Saved entries
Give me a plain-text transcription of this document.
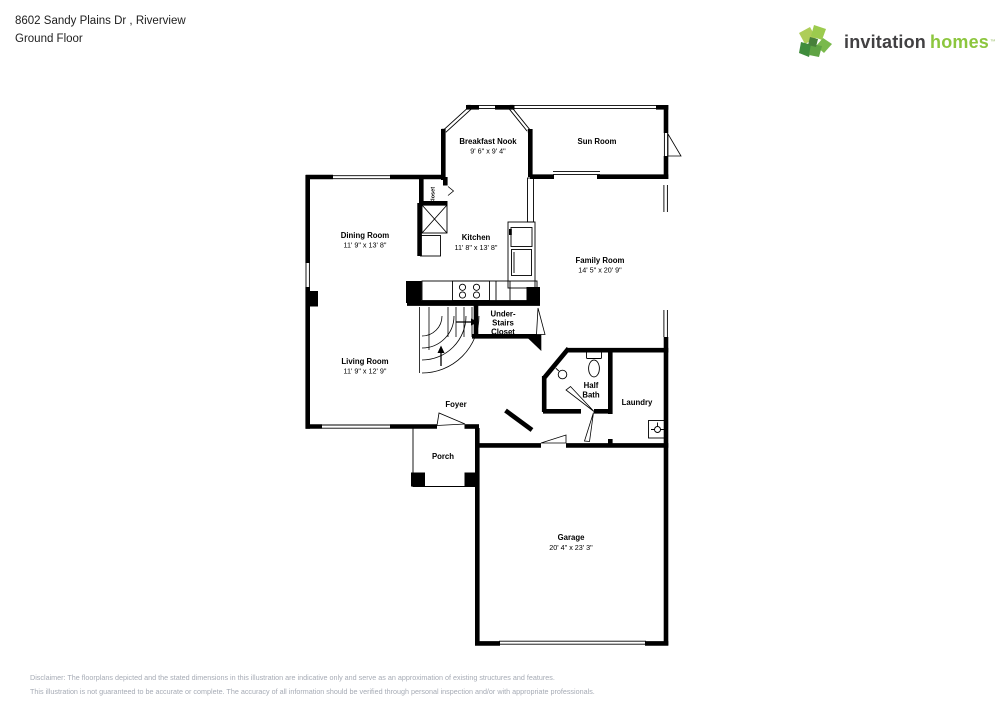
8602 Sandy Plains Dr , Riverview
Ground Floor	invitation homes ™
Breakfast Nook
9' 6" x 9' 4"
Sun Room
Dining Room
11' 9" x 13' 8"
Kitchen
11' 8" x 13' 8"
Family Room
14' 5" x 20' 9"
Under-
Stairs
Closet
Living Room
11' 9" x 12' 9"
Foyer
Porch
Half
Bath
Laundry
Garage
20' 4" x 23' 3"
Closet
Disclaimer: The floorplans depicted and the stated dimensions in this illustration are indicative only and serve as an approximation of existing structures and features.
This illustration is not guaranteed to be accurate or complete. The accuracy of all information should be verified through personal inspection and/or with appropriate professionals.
---
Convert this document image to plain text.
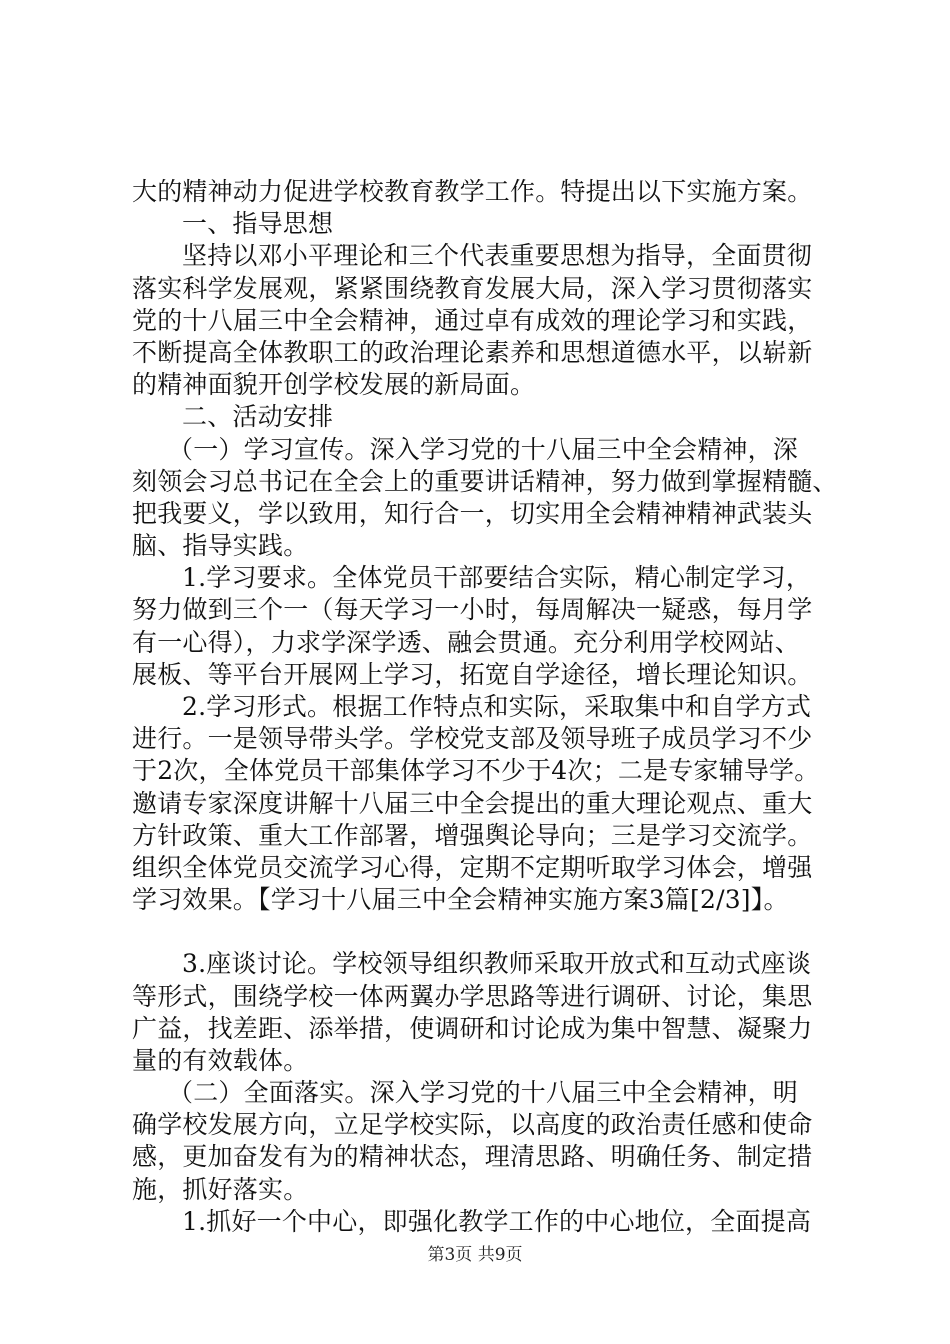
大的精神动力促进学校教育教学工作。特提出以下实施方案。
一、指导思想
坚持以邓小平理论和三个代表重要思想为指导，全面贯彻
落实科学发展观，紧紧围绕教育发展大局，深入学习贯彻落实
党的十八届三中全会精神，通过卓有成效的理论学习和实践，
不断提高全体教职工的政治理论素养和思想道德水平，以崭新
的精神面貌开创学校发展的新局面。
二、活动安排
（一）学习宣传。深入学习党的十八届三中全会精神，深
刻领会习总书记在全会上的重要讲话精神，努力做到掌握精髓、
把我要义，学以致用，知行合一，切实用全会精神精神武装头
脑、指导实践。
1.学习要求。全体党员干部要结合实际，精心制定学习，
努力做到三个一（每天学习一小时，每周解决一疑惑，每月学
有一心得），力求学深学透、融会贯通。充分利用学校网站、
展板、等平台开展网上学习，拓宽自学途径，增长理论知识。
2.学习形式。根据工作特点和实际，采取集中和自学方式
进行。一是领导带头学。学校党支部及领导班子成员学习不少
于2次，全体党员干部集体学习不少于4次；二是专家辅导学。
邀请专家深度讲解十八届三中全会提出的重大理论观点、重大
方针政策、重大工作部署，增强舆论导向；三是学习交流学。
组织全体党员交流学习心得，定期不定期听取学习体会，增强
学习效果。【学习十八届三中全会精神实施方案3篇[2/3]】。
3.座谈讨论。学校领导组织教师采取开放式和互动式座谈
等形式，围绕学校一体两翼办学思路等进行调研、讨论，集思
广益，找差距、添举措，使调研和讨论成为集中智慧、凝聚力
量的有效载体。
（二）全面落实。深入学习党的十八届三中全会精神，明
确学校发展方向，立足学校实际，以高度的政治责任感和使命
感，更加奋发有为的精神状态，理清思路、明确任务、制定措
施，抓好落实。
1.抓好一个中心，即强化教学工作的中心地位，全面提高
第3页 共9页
...
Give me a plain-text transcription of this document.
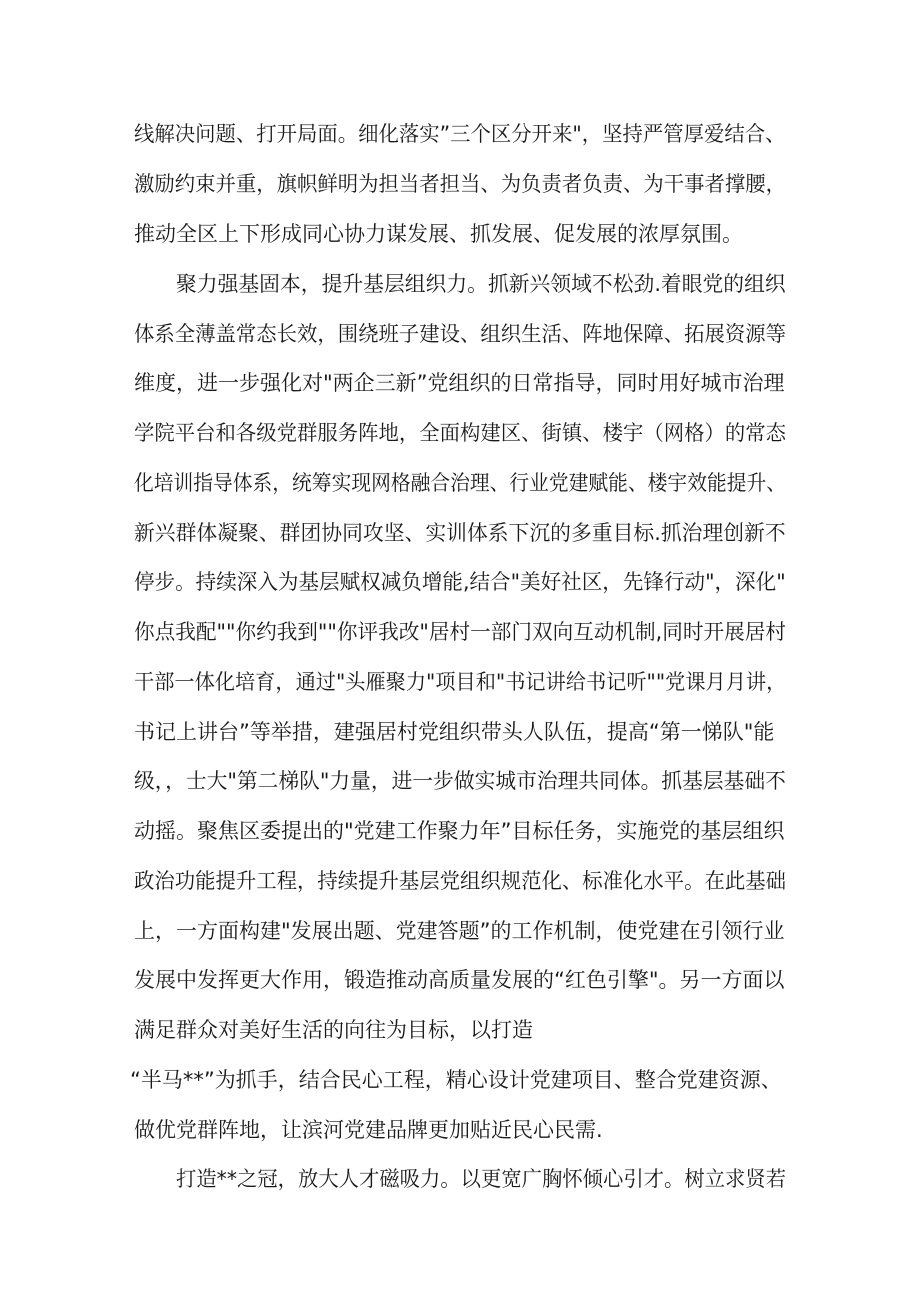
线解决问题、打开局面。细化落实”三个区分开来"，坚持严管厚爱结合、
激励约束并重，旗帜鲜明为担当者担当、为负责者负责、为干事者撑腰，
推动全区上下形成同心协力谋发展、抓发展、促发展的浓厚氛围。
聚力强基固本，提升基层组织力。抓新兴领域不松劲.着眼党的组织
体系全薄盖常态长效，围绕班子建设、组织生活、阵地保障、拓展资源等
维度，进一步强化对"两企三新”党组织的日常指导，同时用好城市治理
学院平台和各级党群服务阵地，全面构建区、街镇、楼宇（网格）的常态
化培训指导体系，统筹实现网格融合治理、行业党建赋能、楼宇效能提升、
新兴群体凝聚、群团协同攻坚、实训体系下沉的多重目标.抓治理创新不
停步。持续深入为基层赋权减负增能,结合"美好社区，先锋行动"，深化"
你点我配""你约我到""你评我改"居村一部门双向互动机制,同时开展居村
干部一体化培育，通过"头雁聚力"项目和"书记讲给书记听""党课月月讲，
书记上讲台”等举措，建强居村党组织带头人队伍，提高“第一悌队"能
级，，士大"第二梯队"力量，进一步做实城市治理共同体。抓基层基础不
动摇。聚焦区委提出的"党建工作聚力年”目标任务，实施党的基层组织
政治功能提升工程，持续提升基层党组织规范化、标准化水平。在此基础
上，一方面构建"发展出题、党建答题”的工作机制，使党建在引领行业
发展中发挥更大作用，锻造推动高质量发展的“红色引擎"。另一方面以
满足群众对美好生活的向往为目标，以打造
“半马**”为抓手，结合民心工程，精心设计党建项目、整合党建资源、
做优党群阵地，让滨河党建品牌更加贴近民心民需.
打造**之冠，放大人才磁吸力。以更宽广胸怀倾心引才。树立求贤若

* What to produce
The answer is a single number, the count of lines in the records that contain the string "深入学习党的十八届三中全会精神".

* Final answer
2